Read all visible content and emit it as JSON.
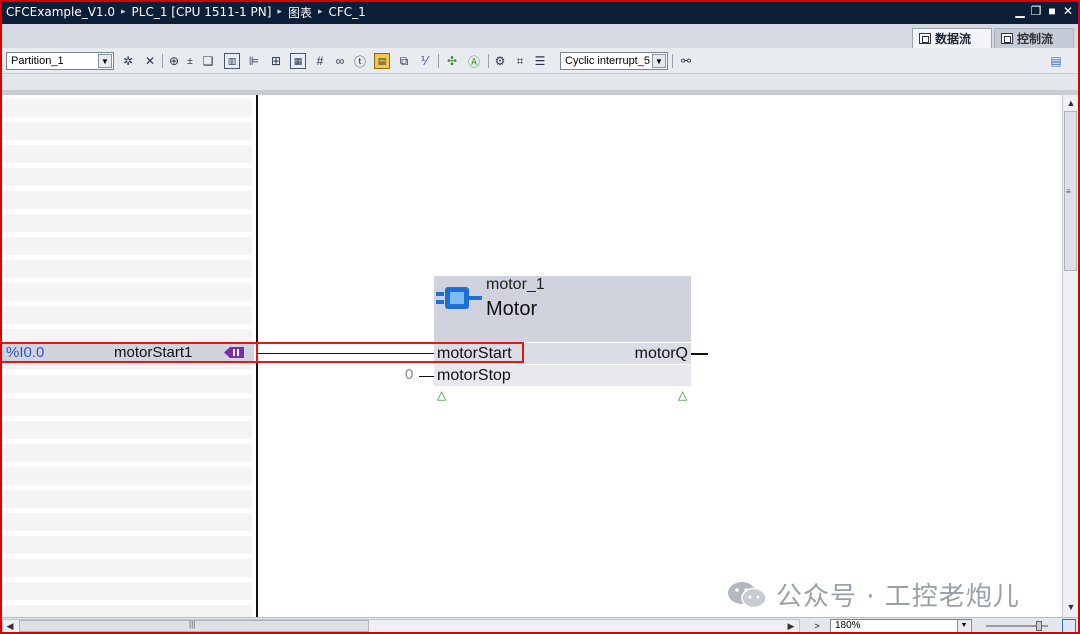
{
  "titlebar": {
    "breadcrumbs": [
      "CFCExample_V1.0",
      "PLC_1 [CPU 1511-1 PN]",
      "图表",
      "CFC_1"
    ],
    "separator": "▸"
  },
  "view_tabs": [
    {
      "label": "数据流",
      "active": true
    },
    {
      "label": "控制流",
      "active": false
    }
  ],
  "toolbar": {
    "partition_value": "Partition_1",
    "task_value": "Cyclic interrupt_5"
  },
  "interface": {
    "address": "%I0.0",
    "variable": "motorStart1"
  },
  "block": {
    "instance_name": "motor_1",
    "type_name": "Motor",
    "inputs": [
      "motorStart",
      "motorStop"
    ],
    "outputs": [
      "motorQ"
    ],
    "motorStop_value": "0"
  },
  "zoom": {
    "value": "180%"
  },
  "watermark": {
    "text": "公众号 · 工控老炮儿"
  },
  "colors": {
    "title_bg": "#0d1f38",
    "highlight": "#e01818",
    "address_text": "#3452c8",
    "block_header": "#d0d2de"
  }
}
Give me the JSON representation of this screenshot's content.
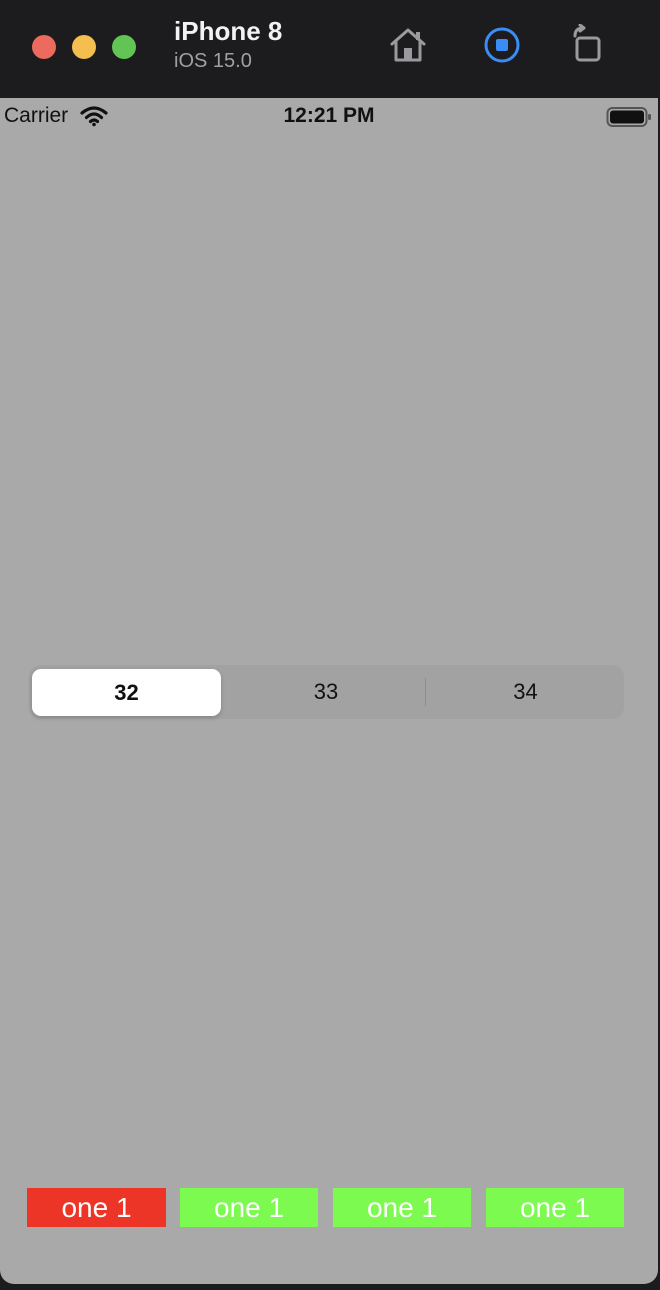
{
  "titlebar": {
    "device_name": "iPhone 8",
    "os_version": "iOS 15.0",
    "buttons": [
      "home-icon",
      "screenshot-icon",
      "rotate-icon"
    ],
    "accent_color": "#3a8df5"
  },
  "statusbar": {
    "carrier": "Carrier",
    "time": "12:21 PM"
  },
  "segmented_control": {
    "segments": [
      "32",
      "33",
      "34"
    ],
    "selected_index": 0
  },
  "labels": [
    {
      "text": "one 1",
      "color": "#ec3427"
    },
    {
      "text": "one 1",
      "color": "#7cfa4f"
    },
    {
      "text": "one 1",
      "color": "#7cfa4f"
    },
    {
      "text": "one 1",
      "color": "#7cfa4f"
    }
  ]
}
####
(Set problem) Retype each line of the listing above word for word. Exclude the pictures.

(Result)
Read all visible content and emit it as JSON.
{
  "titlebar": {
    "breadcrumbs": [
      "CFCExample_V1.0",
      "PLC_1 [CPU 1511-1 PN]",
      "图表",
      "CFC_1"
    ],
    "separator": "▸"
  },
  "view_tabs": [
    {
      "label": "数据流",
      "active": true
    },
    {
      "label": "控制流",
      "active": false
    }
  ],
  "toolbar": {
    "partition_value": "Partition_1",
    "task_value": "Cyclic interrupt_5"
  },
  "interface": {
    "address": "%I0.0",
    "variable": "motorStart1"
  },
  "block": {
    "instance_name": "motor_1",
    "type_name": "Motor",
    "inputs": [
      "motorStart",
      "motorStop"
    ],
    "outputs": [
      "motorQ"
    ],
    "motorStop_value": "0"
  },
  "zoom": {
    "value": "180%"
  },
  "watermark": {
    "text": "公众号 · 工控老炮儿"
  },
  "colors": {
    "title_bg": "#0d1f38",
    "highlight": "#e01818",
    "address_text": "#3452c8",
    "block_header": "#d0d2de"
  }
}
Give me the JSON representation of this screenshot's content.
{
  "titlebar": {
    "device_name": "iPhone 8",
    "os_version": "iOS 15.0",
    "buttons": [
      "home-icon",
      "screenshot-icon",
      "rotate-icon"
    ],
    "accent_color": "#3a8df5"
  },
  "statusbar": {
    "carrier": "Carrier",
    "time": "12:21 PM"
  },
  "segmented_control": {
    "segments": [
      "32",
      "33",
      "34"
    ],
    "selected_index": 0
  },
  "labels": [
    {
      "text": "one 1",
      "color": "#ec3427"
    },
    {
      "text": "one 1",
      "color": "#7cfa4f"
    },
    {
      "text": "one 1",
      "color": "#7cfa4f"
    },
    {
      "text": "one 1",
      "color": "#7cfa4f"
    }
  ]
}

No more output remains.